Figure content listings
[START]

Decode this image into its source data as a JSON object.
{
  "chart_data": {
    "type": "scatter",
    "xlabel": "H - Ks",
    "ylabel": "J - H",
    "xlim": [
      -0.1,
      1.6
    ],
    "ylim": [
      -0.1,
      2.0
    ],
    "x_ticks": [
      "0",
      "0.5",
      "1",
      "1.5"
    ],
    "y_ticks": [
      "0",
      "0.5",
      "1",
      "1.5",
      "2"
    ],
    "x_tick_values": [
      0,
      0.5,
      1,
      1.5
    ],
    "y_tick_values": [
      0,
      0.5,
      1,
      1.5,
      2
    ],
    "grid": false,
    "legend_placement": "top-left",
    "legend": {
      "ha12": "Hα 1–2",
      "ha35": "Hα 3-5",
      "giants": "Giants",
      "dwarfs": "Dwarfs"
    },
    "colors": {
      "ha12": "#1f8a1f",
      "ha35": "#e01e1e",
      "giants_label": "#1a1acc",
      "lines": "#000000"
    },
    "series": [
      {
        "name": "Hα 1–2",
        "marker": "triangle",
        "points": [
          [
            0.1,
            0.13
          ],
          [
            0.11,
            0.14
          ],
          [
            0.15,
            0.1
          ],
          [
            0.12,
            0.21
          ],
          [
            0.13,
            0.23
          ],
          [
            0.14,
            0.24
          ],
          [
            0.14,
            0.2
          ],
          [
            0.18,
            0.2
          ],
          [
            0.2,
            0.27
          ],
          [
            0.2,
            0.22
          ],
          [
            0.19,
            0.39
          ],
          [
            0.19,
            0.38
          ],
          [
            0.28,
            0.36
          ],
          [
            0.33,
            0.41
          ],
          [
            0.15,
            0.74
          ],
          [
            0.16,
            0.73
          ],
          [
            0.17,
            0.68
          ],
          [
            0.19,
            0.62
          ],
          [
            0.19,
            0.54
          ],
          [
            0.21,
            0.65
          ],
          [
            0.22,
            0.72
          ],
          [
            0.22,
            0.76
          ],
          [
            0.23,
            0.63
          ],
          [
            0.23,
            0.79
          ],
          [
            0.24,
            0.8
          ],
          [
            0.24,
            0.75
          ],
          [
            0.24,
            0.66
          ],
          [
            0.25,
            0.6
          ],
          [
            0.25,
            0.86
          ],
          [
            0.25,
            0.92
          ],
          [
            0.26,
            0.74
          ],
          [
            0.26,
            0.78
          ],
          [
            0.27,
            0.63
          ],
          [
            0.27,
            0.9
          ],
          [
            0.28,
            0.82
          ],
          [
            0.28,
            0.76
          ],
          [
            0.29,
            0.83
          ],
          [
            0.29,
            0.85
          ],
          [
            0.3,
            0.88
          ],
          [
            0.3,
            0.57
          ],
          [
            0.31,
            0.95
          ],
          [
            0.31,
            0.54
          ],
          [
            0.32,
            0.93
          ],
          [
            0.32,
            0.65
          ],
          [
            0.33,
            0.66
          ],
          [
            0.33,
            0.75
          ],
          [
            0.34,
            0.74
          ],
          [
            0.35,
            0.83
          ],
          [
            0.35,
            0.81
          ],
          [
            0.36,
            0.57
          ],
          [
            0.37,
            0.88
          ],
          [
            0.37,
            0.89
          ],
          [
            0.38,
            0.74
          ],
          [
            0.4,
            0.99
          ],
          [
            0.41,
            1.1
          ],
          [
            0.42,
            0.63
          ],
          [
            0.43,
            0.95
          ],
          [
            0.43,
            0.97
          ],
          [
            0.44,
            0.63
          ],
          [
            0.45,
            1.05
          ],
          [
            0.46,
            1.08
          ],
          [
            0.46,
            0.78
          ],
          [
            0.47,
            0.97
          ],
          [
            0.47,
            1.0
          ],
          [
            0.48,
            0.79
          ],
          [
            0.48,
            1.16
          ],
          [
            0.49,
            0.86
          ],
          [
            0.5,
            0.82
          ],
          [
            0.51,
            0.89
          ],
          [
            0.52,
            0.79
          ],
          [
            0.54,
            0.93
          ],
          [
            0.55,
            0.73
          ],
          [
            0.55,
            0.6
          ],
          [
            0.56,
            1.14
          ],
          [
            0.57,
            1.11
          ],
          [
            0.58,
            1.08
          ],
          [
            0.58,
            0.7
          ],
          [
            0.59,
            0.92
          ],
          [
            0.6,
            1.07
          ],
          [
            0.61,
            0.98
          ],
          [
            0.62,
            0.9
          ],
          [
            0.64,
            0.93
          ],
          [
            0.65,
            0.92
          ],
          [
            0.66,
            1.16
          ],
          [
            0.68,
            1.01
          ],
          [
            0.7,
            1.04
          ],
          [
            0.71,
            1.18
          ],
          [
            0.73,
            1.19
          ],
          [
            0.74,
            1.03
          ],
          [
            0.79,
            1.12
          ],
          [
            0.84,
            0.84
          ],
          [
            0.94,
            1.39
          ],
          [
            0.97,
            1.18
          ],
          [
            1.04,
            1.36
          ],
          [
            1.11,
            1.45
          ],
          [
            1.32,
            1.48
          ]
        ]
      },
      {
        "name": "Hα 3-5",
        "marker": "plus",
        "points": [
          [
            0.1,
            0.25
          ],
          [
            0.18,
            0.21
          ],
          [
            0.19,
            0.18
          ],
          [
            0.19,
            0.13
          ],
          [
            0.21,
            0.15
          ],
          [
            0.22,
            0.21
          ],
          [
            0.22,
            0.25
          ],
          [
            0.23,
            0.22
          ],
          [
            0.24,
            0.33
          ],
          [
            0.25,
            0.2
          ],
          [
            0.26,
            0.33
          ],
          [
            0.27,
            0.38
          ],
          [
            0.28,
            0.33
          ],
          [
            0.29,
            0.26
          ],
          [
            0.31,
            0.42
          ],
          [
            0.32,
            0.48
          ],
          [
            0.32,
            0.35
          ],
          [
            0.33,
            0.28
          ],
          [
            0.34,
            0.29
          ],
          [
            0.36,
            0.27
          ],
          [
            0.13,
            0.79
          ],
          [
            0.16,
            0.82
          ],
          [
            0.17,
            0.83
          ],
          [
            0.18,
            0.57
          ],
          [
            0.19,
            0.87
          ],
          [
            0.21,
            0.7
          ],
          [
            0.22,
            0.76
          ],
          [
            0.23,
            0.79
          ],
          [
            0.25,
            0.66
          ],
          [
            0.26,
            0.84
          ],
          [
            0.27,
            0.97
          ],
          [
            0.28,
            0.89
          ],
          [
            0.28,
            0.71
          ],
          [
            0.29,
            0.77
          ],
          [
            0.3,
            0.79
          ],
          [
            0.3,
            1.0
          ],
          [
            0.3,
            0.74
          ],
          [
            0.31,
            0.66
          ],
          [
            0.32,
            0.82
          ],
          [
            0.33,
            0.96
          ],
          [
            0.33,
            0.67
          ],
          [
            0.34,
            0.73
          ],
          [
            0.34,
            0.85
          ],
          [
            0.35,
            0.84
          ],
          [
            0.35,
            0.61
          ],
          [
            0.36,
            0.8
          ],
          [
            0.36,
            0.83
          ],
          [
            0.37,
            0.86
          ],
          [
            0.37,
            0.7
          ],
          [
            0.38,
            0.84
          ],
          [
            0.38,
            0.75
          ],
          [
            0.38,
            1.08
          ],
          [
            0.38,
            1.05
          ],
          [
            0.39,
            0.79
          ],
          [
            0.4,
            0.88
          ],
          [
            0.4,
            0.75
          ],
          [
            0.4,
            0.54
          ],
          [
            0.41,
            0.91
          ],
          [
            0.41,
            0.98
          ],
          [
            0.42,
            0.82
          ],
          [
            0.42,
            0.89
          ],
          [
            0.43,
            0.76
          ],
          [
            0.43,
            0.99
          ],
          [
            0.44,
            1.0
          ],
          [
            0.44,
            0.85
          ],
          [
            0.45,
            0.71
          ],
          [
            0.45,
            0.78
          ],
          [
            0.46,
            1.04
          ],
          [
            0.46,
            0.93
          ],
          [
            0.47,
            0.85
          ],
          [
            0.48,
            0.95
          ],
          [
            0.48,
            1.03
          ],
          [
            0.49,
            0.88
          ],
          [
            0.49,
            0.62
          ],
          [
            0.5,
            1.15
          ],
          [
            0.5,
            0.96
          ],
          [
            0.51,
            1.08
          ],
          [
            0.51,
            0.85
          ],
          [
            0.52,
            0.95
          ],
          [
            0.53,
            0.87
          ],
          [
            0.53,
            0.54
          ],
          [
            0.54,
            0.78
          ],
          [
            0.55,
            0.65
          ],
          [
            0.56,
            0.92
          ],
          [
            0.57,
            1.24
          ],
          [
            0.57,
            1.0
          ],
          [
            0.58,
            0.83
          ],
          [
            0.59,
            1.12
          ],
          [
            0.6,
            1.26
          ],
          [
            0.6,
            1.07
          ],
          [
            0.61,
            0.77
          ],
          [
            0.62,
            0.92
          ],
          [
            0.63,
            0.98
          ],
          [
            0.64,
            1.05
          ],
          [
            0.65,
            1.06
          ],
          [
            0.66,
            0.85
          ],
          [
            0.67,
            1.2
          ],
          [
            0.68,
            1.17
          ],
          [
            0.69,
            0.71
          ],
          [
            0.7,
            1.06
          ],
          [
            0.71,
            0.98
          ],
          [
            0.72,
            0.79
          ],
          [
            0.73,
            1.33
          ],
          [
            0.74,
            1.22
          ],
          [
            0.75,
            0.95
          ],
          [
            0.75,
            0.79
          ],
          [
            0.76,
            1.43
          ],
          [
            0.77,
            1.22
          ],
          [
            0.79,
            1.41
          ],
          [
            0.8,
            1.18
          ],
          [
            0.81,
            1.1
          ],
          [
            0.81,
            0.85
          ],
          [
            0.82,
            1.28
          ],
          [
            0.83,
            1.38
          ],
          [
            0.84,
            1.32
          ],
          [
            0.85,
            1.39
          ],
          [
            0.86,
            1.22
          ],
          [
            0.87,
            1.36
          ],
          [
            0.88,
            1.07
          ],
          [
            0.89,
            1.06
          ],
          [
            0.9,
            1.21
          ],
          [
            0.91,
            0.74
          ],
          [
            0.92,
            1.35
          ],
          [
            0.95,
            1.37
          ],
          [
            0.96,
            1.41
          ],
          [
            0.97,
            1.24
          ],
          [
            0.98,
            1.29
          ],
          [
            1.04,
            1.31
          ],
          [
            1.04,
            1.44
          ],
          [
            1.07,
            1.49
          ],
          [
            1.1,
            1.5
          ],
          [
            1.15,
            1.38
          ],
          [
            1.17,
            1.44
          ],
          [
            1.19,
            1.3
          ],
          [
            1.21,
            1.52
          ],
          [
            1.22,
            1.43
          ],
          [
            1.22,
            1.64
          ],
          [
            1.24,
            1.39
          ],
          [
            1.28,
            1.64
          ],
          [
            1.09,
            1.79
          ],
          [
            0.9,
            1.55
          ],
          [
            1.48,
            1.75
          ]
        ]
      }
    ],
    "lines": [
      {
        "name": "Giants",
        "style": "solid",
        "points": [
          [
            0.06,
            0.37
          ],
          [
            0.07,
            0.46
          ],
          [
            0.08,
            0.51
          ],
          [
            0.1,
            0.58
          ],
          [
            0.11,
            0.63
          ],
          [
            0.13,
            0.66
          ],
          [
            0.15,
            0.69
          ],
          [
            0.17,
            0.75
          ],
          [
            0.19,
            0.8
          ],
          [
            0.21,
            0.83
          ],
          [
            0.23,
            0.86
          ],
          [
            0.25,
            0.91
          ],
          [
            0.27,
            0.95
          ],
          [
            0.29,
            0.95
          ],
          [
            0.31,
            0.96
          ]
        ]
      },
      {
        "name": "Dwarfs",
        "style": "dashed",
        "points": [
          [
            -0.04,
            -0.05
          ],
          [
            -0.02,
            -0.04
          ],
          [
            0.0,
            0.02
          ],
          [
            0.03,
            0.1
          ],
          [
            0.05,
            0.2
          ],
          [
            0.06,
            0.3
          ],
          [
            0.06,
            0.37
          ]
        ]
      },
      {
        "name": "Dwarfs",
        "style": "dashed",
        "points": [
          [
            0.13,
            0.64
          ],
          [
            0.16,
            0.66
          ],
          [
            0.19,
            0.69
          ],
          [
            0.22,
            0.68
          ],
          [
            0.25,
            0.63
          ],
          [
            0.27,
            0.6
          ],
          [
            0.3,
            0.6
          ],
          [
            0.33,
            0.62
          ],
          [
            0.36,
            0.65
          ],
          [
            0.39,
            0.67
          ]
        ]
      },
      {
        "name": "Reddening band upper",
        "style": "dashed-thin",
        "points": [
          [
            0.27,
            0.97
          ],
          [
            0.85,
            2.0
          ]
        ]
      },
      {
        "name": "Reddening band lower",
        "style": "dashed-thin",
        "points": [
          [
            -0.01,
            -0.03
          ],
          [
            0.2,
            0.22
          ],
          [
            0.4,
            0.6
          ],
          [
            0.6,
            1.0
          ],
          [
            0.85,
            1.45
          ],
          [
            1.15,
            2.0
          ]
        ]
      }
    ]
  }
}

[END]

WORK TO BE COMPLETED
Write down only the number of lines that contain the string "name" in the listing.

TASK SOLUTION
7